» DATA SUPPLIED:

.....

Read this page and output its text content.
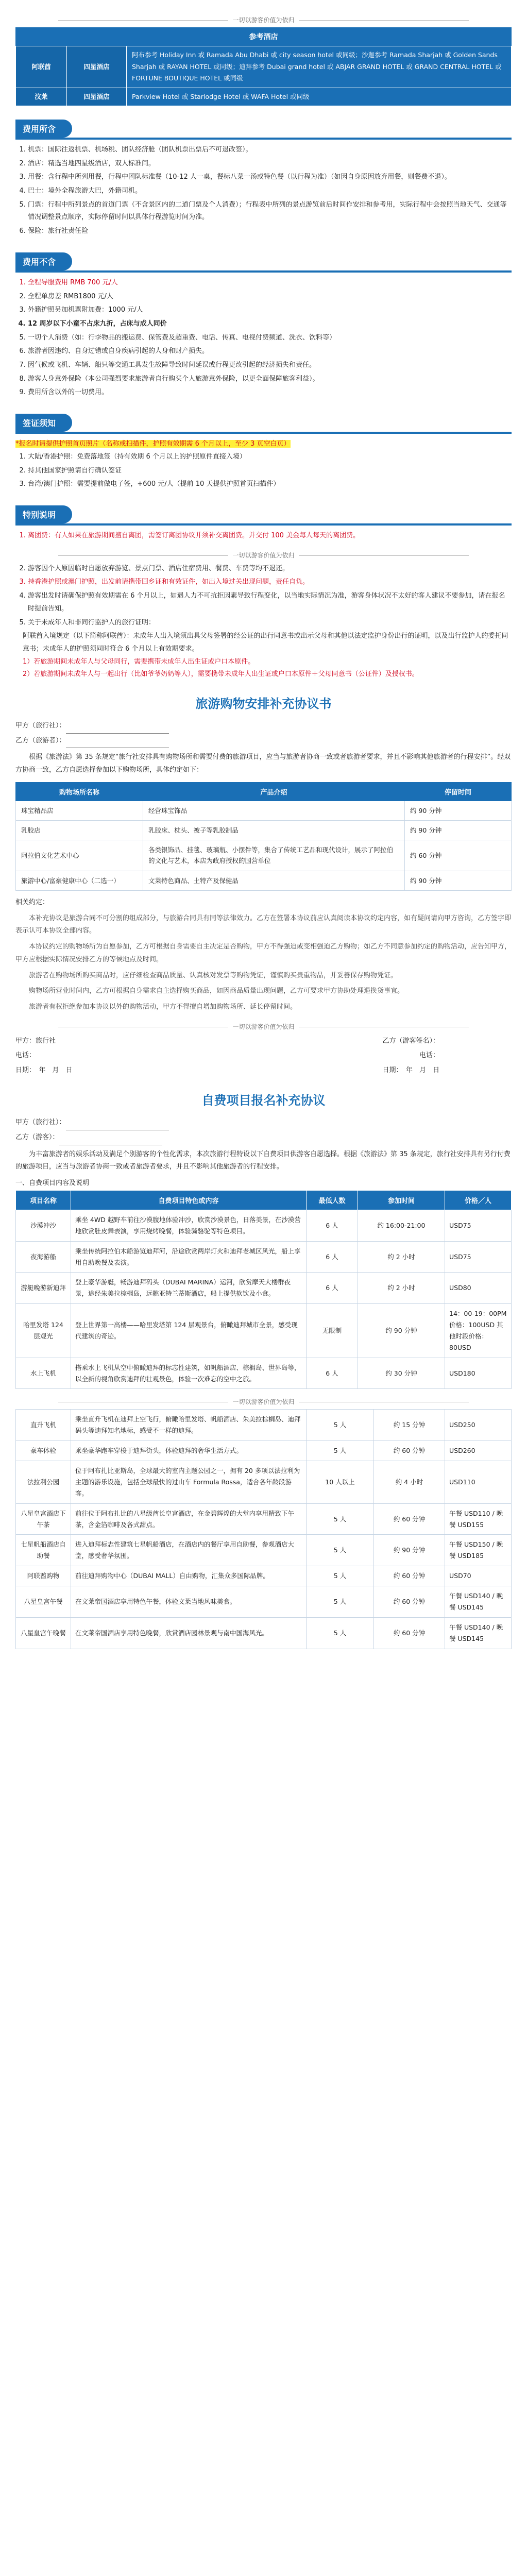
一切以游客价值为依归
参考酒店
阿联酋	四星酒店	阿布参考 Holiday Inn 或 Ramada Abu Dhabi 或 city season hotel 或同级；沙迦参考 Ramada Sharjah 或 Golden Sands Sharjah 或 RAYAN HOTEL 或同级；迪拜参考 Dubai grand hotel 或 ABJAR GRAND HOTEL 或 GRAND CENTRAL HOTEL 或 FORTUNE BOUTIQUE HOTEL 或同级
汶莱	四星酒店	Parkview Hotel 或 Starlodge Hotel 或 WAFA Hotel 或同级
费用所含
1. 机票：国际往返机票、机场税、团队经济舱（团队机票出票后不可退改签）。
2. 酒店：精选当地四星级酒店，双人标准间。
3. 用餐：含行程中所列用餐，行程中团队标准餐（10-12 人一桌，餐标八菜一汤或特色餐（以行程为准）（如因自身原因放弃用餐，则餐费不退）。
4. 巴士：境外全程旅游大巴，外籍司机。
5. 门票：行程中所列景点的首道门票（不含景区内的二道门票及个人消费）；行程表中所列的景点游览前后时间作安排和参考用，实际行程中会按照当地天气、交通等情况调整景点顺序，实际停留时间以具体行程游览时间为准。
6. 保险：旅行社责任险
费用不含
1. 全程导服费用 RMB 700 元/人
2. 全程单房差 RMB1800 元/人
3. 外籍护照另加机票附加费：1000 元/人
4. 12 周岁以下小童不占床九折，占床与成人同价
5. 一切个人消费（如：行李物品的搬运费、保管费及超重费、电话、传真、电视付费频道、洗衣、饮料等）
6. 旅游者因违约、自身过错或自身疾病引起的人身和财产损失。
7. 因气候或飞机、车辆、船只等交通工具发生故障导致时间延误或行程更改引起的经济损失和责任。
8. 游客人身意外保险（本公司强烈要求旅游者自行购买个人旅游意外保险，以更全面保障旅客利益）。
9. 费用所含以外的一切费用。
签证须知
*报名时请提供护照首页照片（名称或扫描件，护照有效期需 6 个月以上，至少 3 页空白页）
1. 大陆/香港护照：免费落地签（持有效期 6 个月以上的护照原件直接入境）
2. 持其他国家护照请自行确认签证
3. 台湾/澳门护照：需要提前做电子签，+600 元/人（提前 10 天提供护照首页扫描件）
特别说明
1. 离团费：有人如果在旅游期间擅自离团，需签订离团协议并须补交离团费。并交付 100 美金每人每天的离团费。
一切以游客价值为依归
2. 游客因个人原因临时自愿放弃游览、景点门票、酒店住宿费用、餐费、车费等均不退还。
3. 持香港护照或澳门护照，出发前请携带回乡证和有效证件，如出入境过关出现问题，责任自负。
4. 游客出发时请确保护照有效期需在 6 个月以上，如遇人力不可抗拒因素导致行程变化，以当地实际情况为准，游客身体状况不太好的客人建议不要参加，请在报名时提前告知。
5. 关于未成年人和非同行监护人的旅行证明：
阿联酋入境规定（以下简称阿联酋）：未成年人出入境须出具父母签署的经公证的出行同意书或出示父母和其他以法定监护身份出行的证明，以及出行监护人的委托同意书；未成年人的护照须同时符合 6 个月以上有效期要求。
1）若旅游期间未成年人与父母同行，需要携带未成年人出生证或户口本原件。
2）若旅游期间未成年人与一起出行（比如爷爷奶奶等人），需要携带未成年人出生证或户口本原件＋父母同意书（公证件）及授权书。
旅游购物安排补充协议书
甲方（旅行社）：
乙方（旅游者）：

根据《旅游法》第 35 条规定“旅行社安排具有购物场所和需要付费的旅游项目，应当与旅游者协商一致或者旅游者要求，并且不影响其他旅游者的行程安排”。经双方协商一致，乙方自愿选择参加以下购物场所，具体约定如下：

购物场所名称	产品介绍	停留时间
珠宝精品店	经营珠宝饰品	约 90 分钟
乳胶店	乳胶床、枕头、被子等乳胶制品	约 90 分钟
阿拉伯文化艺术中心	各类银饰品、挂毯、玻璃瓶、小摆件等，集合了传统工艺品和现代设计，展示了阿拉伯的文化与艺术，本店为政府授权的国营单位	约 60 分钟
旅游中心/富豪健康中心（二选一）	文莱特色商品、土特产及保健品	约 90 分钟
相关约定：

本补充协议是旅游合同不可分割的组成部分，与旅游合同具有同等法律效力。乙方在签署本协议前应认真阅读本协议约定内容，如有疑问请向甲方咨询，乙方签字即表示认可本协议全部内容。

本协议约定的购物场所为自愿参加，乙方可根据自身需要自主决定是否购物，甲方不得强迫或变相强迫乙方购物；如乙方不同意参加约定的购物活动，应告知甲方，甲方应根据实际情况安排乙方的等候地点及时间。

旅游者在购物场所购买商品时，应仔细检查商品质量、认真核对发票等购物凭证，谨慎购买贵重物品，并妥善保存购物凭证。

购物场所营业时间内，乙方可根据自身需求自主选择购买商品，如因商品质量出现问题，乙方可要求甲方协助处理退换货事宜。

旅游者有权拒绝参加本协议以外的购物活动，甲方不得擅自增加购物场所、延长停留时间。

一切以游客价值为依归
甲方：旅行社	乙方（游客签名）：
电话：	电话：
日期：　年　月　日	日期：　年　月　日
自费项目报名补充协议
甲方（旅行社）：
乙方（游客）：

为丰富旅游者的娱乐活动及满足个别游客的个性化需求，本次旅游行程特设以下自费项目供游客自愿选择。根据《旅游法》第 35 条规定，旅行社安排具有另行付费的旅游项目，应当与旅游者协商一致或者旅游者要求，并且不影响其他旅游者的行程安排。

一、自费项目内容及说明
项目名称	自费项目特色或内容	最低人数	参加时间	价格／人
沙漠冲沙	乘坐 4WD 越野车前往沙漠腹地体验冲沙，欣赏沙漠景色，日落美景，在沙漠营地欣赏肚皮舞表演，享用烧烤晚餐，体验骑骆驼等特色项目。	6 人	约 16:00-21:00	USD75
夜海游船	乘坐传统阿拉伯木船游览迪拜河，沿途欣赏两岸灯火和迪拜老城区风光，船上享用自助晚餐及表演。	6 人	约 2 小时	USD75
游艇晚游新迪拜	登上豪华游艇，畅游迪拜码头（DUBAI MARINA）运河，欣赏摩天大楼群夜景，途经朱美拉棕榈岛，远眺亚特兰蒂斯酒店，船上提供软饮及小食。	6 人	约 2 小时	USD80
哈里发塔 124 层观光	登上世界第一高楼——哈里发塔第 124 层观景台，俯瞰迪拜城市全景，感受现代建筑的奇迹。	无限制	约 90 分钟	14：00-19：00PM 价格：100USD 其他时段价格：80USD
水上飞机	搭乘水上飞机从空中俯瞰迪拜的标志性建筑，如帆船酒店、棕榈岛、世界岛等，以全新的视角欣赏迪拜的壮观景色，体验一次难忘的空中之旅。	6 人	约 30 分钟	USD180
一切以游客价值为依归
直升飞机	乘坐直升飞机在迪拜上空飞行，俯瞰哈里发塔、帆船酒店、朱美拉棕榈岛、迪拜码头等迪拜知名地标，感受不一样的迪拜。	5 人	约 15 分钟	USD250
豪车体验	乘坐豪华跑车穿梭于迪拜街头，体验迪拜的奢华生活方式。	5 人	约 60 分钟	USD260
法拉利公园	位于阿布扎比亚斯岛，全球最大的室内主题公园之一，拥有 20 多项以法拉利为主题的游乐设施，包括全球最快的过山车 Formula Rossa，适合各年龄段游客。	10 人以上	约 4 小时	USD110
八星皇宫酒店下午茶	前往位于阿布扎比的八星级酋长皇宫酒店，在金碧辉煌的大堂内享用精致下午茶，含金箔咖啡及各式甜点。	5 人	约 60 分钟	午餐 USD110 / 晚餐 USD155
七星帆船酒店自助餐	进入迪拜标志性建筑七星帆船酒店，在酒店内的餐厅享用自助餐，参观酒店大堂，感受奢华氛围。	5 人	约 90 分钟	午餐 USD150 / 晚餐 USD185
阿联酋购物	前往迪拜购物中心（DUBAI MALL）自由购物，汇集众多国际品牌。	5 人	约 60 分钟	USD70
八星皇宫午餐	在文莱帝国酒店享用特色午餐，体验文莱当地风味美食。	5 人	约 60 分钟	午餐 USD140 / 晚餐 USD145
八星皇宫午晚餐	在文莱帝国酒店享用特色晚餐，欣赏酒店园林景观与南中国海风光。	5 人	约 60 分钟	午餐 USD140 / 晚餐 USD145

.....

» TO BE DONE: Copy out the lines in which the string "需要携带未成年人出生证或户口本原件" appears.

» PROBLEM SOLUTION:
1）若旅游期间未成年人与父母同行，需要携带未成年人出生证或户口本原件。
2）若旅游期间未成年人与一起出行（比如爷爷奶奶等人），需要携带未成年人出生证或户口本原件＋父母同意书（公证件）及授权书。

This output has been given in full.